● EXERCISE DIRECTIONS
Below are some records. Say in a single number how many of their lines include the word "tencent".

[Extracted records]
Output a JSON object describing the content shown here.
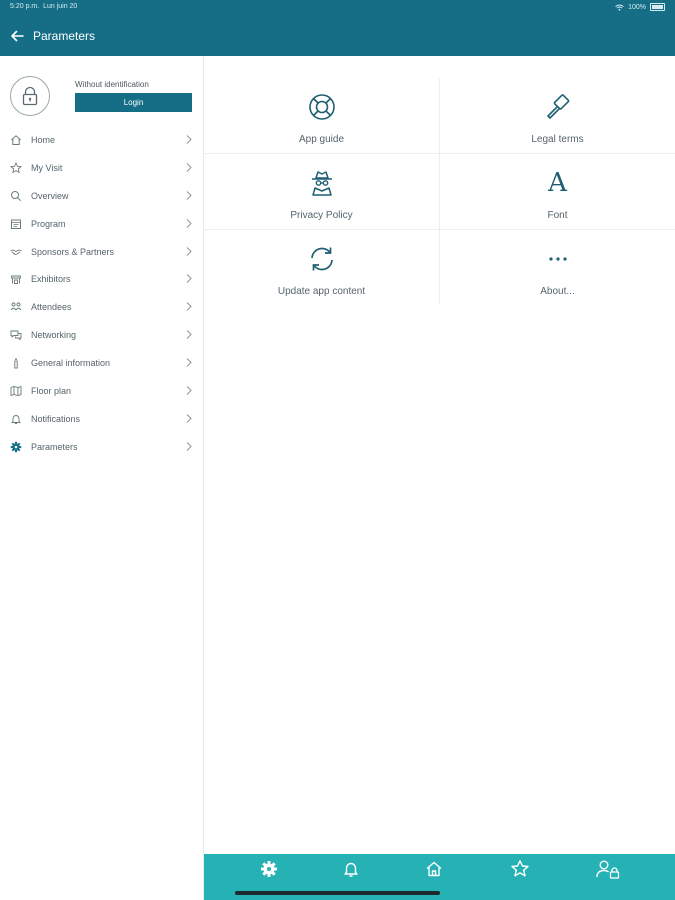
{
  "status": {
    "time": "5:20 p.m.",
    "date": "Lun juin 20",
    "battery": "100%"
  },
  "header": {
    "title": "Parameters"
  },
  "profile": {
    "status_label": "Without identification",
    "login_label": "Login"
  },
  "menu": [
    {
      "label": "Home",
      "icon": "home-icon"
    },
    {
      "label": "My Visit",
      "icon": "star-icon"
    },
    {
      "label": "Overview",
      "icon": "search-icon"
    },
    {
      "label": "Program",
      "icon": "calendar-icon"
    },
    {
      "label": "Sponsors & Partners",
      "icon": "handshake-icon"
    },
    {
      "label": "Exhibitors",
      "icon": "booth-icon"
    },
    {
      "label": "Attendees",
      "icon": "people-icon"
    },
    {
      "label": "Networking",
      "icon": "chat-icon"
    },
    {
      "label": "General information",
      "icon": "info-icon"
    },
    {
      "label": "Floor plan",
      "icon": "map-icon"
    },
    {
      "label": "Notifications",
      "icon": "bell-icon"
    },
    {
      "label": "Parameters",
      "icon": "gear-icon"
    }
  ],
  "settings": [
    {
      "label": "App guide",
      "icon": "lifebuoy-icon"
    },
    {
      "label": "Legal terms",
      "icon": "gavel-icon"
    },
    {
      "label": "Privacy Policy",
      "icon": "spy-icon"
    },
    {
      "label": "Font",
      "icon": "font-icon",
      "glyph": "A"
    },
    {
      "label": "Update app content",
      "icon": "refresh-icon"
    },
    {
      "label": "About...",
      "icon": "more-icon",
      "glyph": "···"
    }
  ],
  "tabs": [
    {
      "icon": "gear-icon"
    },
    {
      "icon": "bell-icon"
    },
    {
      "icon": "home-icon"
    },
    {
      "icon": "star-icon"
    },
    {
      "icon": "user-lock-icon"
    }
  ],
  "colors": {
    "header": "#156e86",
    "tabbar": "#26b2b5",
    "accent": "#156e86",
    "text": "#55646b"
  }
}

==

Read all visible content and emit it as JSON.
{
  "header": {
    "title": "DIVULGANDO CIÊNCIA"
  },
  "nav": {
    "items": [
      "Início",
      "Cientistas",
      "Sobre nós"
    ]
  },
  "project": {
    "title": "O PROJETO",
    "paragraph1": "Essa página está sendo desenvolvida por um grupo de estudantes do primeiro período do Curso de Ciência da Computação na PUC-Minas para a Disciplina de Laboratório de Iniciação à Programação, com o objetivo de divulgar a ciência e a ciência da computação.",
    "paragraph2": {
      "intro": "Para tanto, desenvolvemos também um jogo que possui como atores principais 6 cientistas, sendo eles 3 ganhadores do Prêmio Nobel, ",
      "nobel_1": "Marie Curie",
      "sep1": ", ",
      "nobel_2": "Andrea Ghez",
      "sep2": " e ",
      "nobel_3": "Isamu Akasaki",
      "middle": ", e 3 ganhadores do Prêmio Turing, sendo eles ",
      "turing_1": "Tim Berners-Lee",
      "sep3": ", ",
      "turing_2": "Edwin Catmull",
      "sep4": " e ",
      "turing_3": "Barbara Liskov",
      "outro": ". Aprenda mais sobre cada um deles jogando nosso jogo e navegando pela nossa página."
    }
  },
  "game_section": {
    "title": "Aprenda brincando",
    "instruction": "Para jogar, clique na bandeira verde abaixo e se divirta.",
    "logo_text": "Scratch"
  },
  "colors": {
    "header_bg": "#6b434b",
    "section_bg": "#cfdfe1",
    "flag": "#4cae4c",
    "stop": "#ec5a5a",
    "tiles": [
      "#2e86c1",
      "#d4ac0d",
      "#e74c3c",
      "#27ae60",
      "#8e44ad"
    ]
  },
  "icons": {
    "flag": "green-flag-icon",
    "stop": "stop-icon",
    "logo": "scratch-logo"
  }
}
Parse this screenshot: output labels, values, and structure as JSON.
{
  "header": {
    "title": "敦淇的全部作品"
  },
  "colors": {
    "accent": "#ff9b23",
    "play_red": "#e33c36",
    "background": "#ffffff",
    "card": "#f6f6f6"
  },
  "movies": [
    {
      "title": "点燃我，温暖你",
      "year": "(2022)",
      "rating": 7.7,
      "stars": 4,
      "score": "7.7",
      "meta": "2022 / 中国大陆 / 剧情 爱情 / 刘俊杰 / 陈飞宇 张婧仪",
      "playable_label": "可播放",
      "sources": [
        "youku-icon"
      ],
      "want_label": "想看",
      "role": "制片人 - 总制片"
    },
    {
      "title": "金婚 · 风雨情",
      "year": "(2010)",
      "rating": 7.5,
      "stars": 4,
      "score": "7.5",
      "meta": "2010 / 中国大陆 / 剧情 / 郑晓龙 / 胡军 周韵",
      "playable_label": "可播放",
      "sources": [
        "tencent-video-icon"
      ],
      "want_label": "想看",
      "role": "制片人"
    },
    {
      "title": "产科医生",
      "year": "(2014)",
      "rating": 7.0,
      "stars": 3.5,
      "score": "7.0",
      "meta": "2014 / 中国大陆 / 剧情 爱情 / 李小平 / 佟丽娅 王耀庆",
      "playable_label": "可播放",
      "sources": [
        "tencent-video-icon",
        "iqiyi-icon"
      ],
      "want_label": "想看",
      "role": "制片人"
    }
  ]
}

...

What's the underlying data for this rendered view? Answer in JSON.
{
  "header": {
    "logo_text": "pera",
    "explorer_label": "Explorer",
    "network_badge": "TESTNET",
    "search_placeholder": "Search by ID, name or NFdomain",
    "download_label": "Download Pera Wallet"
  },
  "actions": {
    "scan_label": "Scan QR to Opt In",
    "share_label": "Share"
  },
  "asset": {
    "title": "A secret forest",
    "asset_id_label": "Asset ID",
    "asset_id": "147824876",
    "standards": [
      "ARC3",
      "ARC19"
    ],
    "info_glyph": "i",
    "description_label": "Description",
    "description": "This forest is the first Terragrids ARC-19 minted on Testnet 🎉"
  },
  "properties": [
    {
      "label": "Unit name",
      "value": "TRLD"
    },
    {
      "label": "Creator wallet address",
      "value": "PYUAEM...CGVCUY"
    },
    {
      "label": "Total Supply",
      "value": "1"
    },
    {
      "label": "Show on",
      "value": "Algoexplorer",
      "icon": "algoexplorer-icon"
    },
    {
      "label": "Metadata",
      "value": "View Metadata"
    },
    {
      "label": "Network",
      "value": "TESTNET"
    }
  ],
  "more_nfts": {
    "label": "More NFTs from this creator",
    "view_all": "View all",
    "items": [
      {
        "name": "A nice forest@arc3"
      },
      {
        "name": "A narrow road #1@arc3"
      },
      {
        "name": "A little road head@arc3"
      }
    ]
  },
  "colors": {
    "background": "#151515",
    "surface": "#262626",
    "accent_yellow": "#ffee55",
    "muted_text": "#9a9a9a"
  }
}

● EXERCISE ANSWER
2